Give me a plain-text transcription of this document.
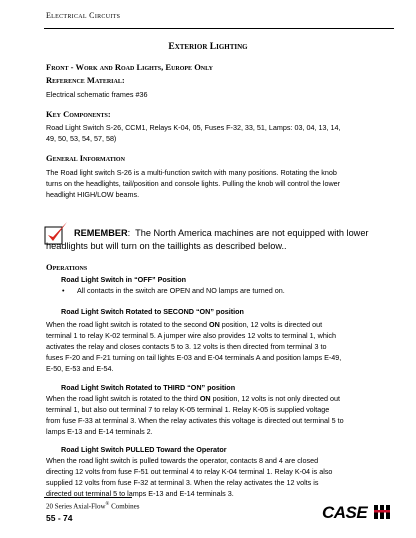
Electrical Circuits
Exterior Lighting
Front - Work and Road Lights, Europe Only
Reference Material:
Electrical schematic frames #36
Key Components:
Road Light Switch S-26, CCM1, Relays K-04, 05, Fuses F-32, 33, 51, Lamps: 03, 04, 13, 14,
49, 50, 53, 54, 57, 58)
General Information
The Road light switch S-26 is a multi-function switch with many positions. Rotating the knob
turns on the headlights, tail/position and console lights. Pulling the knob will control the lower
headlight HIGH/LOW beams.
REMEMBER:  The North America machines are not equipped with lower
headlights but will turn on the taillights as described below..
Operations
Road Light Switch in “OFF” Position
• All contacts in the switch are OPEN and NO lamps are turned on.
Road Light Switch Rotated to SECOND “ON” position
When the road light switch is rotated to the second ON position, 12 volts is directed out
terminal 1 to relay K-02 terminal 5. A jumper wire also provides 12 volts to terminal 1, which
activates the relay and closes contacts 5 to 3. 12 volts is then directed from terminal 3 to
fuses F-20 and F-21 turning on tail lights E-03 and E-04 terminals A and position lamps E-49,
E-50, E-53 and E-54.
Road Light Switch Rotated to THIRD “ON” position
When the road light switch is rotated to the third ON position, 12 volts is not only directed out
terminal 1, but also out terminal 7 to relay K-05 terminal 1. Relay K-05 is supplied voltage
from fuse F-33 at terminal 3. When the relay activates this voltage is directed out terminal 5 to
lamps E-13 and E-14 terminals 2.
Road Light Switch PULLED Toward the Operator
When the road light switch is pulled towards the operator, contacts 8 and 4 are closed
directing 12 volts from fuse F-51 out terminal 4 to relay K-04 terminal 1. Relay K-04 is also
supplied 12 volts from fuse F-32 at terminal 3. When the relay activates the 12 volts is
directed out terminal 5 to lamps E-13 and E-14 terminals 3.
20 Series Axial-Flow® Combines
55 - 74	CASE
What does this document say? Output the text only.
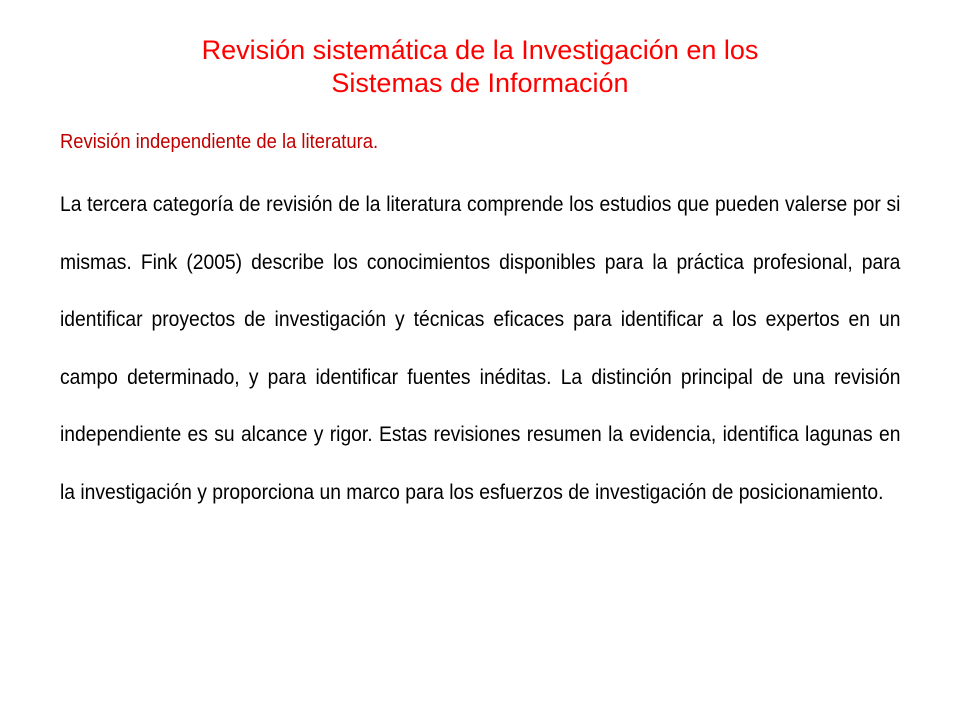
Revisión sistemática de la Investigación en los
Sistemas de Información
Revisión independiente de la literatura.

La tercera categoría de revisión de la literatura comprende los estudios que pueden valerse por si mismas. Fink (2005) describe los conocimientos disponibles para la práctica profesional, para identificar proyectos de investigación y técnicas eficaces para identificar a los expertos en un campo determinado, y para identificar fuentes inéditas. La distinción principal de una revisión independiente es su alcance y rigor. Estas revisiones resumen la evidencia, identifica lagunas en la investigación y proporciona un marco para los esfuerzos de investigación de posicionamiento.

Set task:
Go through the entries above and output them exactly, without pictures.

Solution for this exercise:
Give me a plain-text transcription of this document.
Electrical Circuits
Exterior Lighting
Front - Work and Road Lights, Europe Only
Reference Material:
Electrical schematic frames #36
Key Components:
Road Light Switch S-26, CCM1, Relays K-04, 05, Fuses F-32, 33, 51, Lamps: 03, 04, 13, 14,
49, 50, 53, 54, 57, 58)
General Information
The Road light switch S-26 is a multi-function switch with many positions. Rotating the knob
turns on the headlights, tail/position and console lights. Pulling the knob will control the lower
headlight HIGH/LOW beams.
REMEMBER:  The North America machines are not equipped with lower
headlights but will turn on the taillights as described below..
Operations
Road Light Switch in “OFF” Position
• All contacts in the switch are OPEN and NO lamps are turned on.
Road Light Switch Rotated to SECOND “ON” position
When the road light switch is rotated to the second ON position, 12 volts is directed out
terminal 1 to relay K-02 terminal 5. A jumper wire also provides 12 volts to terminal 1, which
activates the relay and closes contacts 5 to 3. 12 volts is then directed from terminal 3 to
fuses F-20 and F-21 turning on tail lights E-03 and E-04 terminals A and position lamps E-49,
E-50, E-53 and E-54.
Road Light Switch Rotated to THIRD “ON” position
When the road light switch is rotated to the third ON position, 12 volts is not only directed out
terminal 1, but also out terminal 7 to relay K-05 terminal 1. Relay K-05 is supplied voltage
from fuse F-33 at terminal 3. When the relay activates this voltage is directed out terminal 5 to
lamps E-13 and E-14 terminals 2.
Road Light Switch PULLED Toward the Operator
When the road light switch is pulled towards the operator, contacts 8 and 4 are closed
directing 12 volts from fuse F-51 out terminal 4 to relay K-04 terminal 1. Relay K-04 is also
supplied 12 volts from fuse F-32 at terminal 3. When the relay activates the 12 volts is
directed out terminal 5 to lamps E-13 and E-14 terminals 3.
20 Series Axial-Flow® Combines
55 - 74	CASE
What does this document say? Output the text only.
Revisión sistemática de la Investigación en los
Sistemas de Información
Revisión independiente de la literatura.

La tercera categoría de revisión de la literatura comprende los estudios que pueden valerse por si mismas. Fink (2005) describe los conocimientos disponibles para la práctica profesional, para identificar proyectos de investigación y técnicas eficaces para identificar a los expertos en un campo determinado, y para identificar fuentes inéditas. La distinción principal de una revisión independiente es su alcance y rigor. Estas revisiones resumen la evidencia, identifica lagunas en la investigación y proporciona un marco para los esfuerzos de investigación de posicionamiento.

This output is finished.